▶ [Set problem]
Your job is to restate each entry word for word.

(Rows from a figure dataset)
•••

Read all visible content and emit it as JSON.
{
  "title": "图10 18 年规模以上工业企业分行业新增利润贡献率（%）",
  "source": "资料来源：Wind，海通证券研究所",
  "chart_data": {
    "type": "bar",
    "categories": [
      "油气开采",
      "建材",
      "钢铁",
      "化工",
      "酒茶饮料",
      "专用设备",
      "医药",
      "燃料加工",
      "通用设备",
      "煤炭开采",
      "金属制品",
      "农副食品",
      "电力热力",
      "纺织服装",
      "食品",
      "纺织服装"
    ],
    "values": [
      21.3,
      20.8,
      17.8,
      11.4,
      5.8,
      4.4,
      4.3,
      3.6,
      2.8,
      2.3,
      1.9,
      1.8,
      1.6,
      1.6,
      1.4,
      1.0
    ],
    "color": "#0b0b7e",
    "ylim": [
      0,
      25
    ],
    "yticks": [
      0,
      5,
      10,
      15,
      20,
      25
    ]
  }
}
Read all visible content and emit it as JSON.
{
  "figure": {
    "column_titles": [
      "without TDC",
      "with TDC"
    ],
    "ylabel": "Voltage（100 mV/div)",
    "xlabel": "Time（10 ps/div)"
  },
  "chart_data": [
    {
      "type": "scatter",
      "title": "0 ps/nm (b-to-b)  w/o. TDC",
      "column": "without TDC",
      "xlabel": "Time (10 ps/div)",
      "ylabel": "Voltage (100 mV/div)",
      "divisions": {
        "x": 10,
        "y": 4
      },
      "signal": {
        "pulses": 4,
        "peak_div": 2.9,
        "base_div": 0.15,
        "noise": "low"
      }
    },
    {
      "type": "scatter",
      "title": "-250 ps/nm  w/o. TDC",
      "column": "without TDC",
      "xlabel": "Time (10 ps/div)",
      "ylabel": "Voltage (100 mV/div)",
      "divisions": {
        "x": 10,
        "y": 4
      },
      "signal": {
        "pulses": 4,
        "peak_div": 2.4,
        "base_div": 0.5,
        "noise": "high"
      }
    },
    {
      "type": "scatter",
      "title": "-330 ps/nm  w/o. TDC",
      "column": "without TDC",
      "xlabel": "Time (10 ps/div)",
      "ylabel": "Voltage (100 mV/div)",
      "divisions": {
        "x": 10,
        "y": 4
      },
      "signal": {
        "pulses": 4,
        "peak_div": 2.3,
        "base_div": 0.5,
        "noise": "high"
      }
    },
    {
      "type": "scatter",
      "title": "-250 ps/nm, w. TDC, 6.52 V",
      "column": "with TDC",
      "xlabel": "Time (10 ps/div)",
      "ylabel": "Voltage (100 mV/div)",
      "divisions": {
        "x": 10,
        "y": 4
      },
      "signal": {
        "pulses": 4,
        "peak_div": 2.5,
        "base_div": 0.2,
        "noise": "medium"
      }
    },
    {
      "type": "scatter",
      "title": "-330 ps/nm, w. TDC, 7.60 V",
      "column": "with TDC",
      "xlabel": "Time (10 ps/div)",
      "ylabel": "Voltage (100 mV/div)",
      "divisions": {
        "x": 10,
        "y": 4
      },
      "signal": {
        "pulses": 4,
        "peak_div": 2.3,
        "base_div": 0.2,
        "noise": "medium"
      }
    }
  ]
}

•••

▶ [Completed exercise]
Read all visible content and emit it as JSON.
{
  "title": "图10 18 年规模以上工业企业分行业新增利润贡献率（%）",
  "source": "资料来源：Wind，海通证券研究所",
  "chart_data": {
    "type": "bar",
    "categories": [
      "油气开采",
      "建材",
      "钢铁",
      "化工",
      "酒茶饮料",
      "专用设备",
      "医药",
      "燃料加工",
      "通用设备",
      "煤炭开采",
      "金属制品",
      "农副食品",
      "电力热力",
      "纺织服装",
      "食品",
      "纺织服装"
    ],
    "values": [
      21.3,
      20.8,
      17.8,
      11.4,
      5.8,
      4.4,
      4.3,
      3.6,
      2.8,
      2.3,
      1.9,
      1.8,
      1.6,
      1.6,
      1.4,
      1.0
    ],
    "color": "#0b0b7e",
    "ylim": [
      0,
      25
    ],
    "yticks": [
      0,
      5,
      10,
      15,
      20,
      25
    ]
  }
}
Read all visible content and emit it as JSON.
{
  "figure": {
    "column_titles": [
      "without TDC",
      "with TDC"
    ],
    "ylabel": "Voltage（100 mV/div)",
    "xlabel": "Time（10 ps/div)"
  },
  "chart_data": [
    {
      "type": "scatter",
      "title": "0 ps/nm (b-to-b)  w/o. TDC",
      "column": "without TDC",
      "xlabel": "Time (10 ps/div)",
      "ylabel": "Voltage (100 mV/div)",
      "divisions": {
        "x": 10,
        "y": 4
      },
      "signal": {
        "pulses": 4,
        "peak_div": 2.9,
        "base_div": 0.15,
        "noise": "low"
      }
    },
    {
      "type": "scatter",
      "title": "-250 ps/nm  w/o. TDC",
      "column": "without TDC",
      "xlabel": "Time (10 ps/div)",
      "ylabel": "Voltage (100 mV/div)",
      "divisions": {
        "x": 10,
        "y": 4
      },
      "signal": {
        "pulses": 4,
        "peak_div": 2.4,
        "base_div": 0.5,
        "noise": "high"
      }
    },
    {
      "type": "scatter",
      "title": "-330 ps/nm  w/o. TDC",
      "column": "without TDC",
      "xlabel": "Time (10 ps/div)",
      "ylabel": "Voltage (100 mV/div)",
      "divisions": {
        "x": 10,
        "y": 4
      },
      "signal": {
        "pulses": 4,
        "peak_div": 2.3,
        "base_div": 0.5,
        "noise": "high"
      }
    },
    {
      "type": "scatter",
      "title": "-250 ps/nm, w. TDC, 6.52 V",
      "column": "with TDC",
      "xlabel": "Time (10 ps/div)",
      "ylabel": "Voltage (100 mV/div)",
      "divisions": {
        "x": 10,
        "y": 4
      },
      "signal": {
        "pulses": 4,
        "peak_div": 2.5,
        "base_div": 0.2,
        "noise": "medium"
      }
    },
    {
      "type": "scatter",
      "title": "-330 ps/nm, w. TDC, 7.60 V",
      "column": "with TDC",
      "xlabel": "Time (10 ps/div)",
      "ylabel": "Voltage (100 mV/div)",
      "divisions": {
        "x": 10,
        "y": 4
      },
      "signal": {
        "pulses": 4,
        "peak_div": 2.3,
        "base_div": 0.2,
        "noise": "medium"
      }
    }
  ]
}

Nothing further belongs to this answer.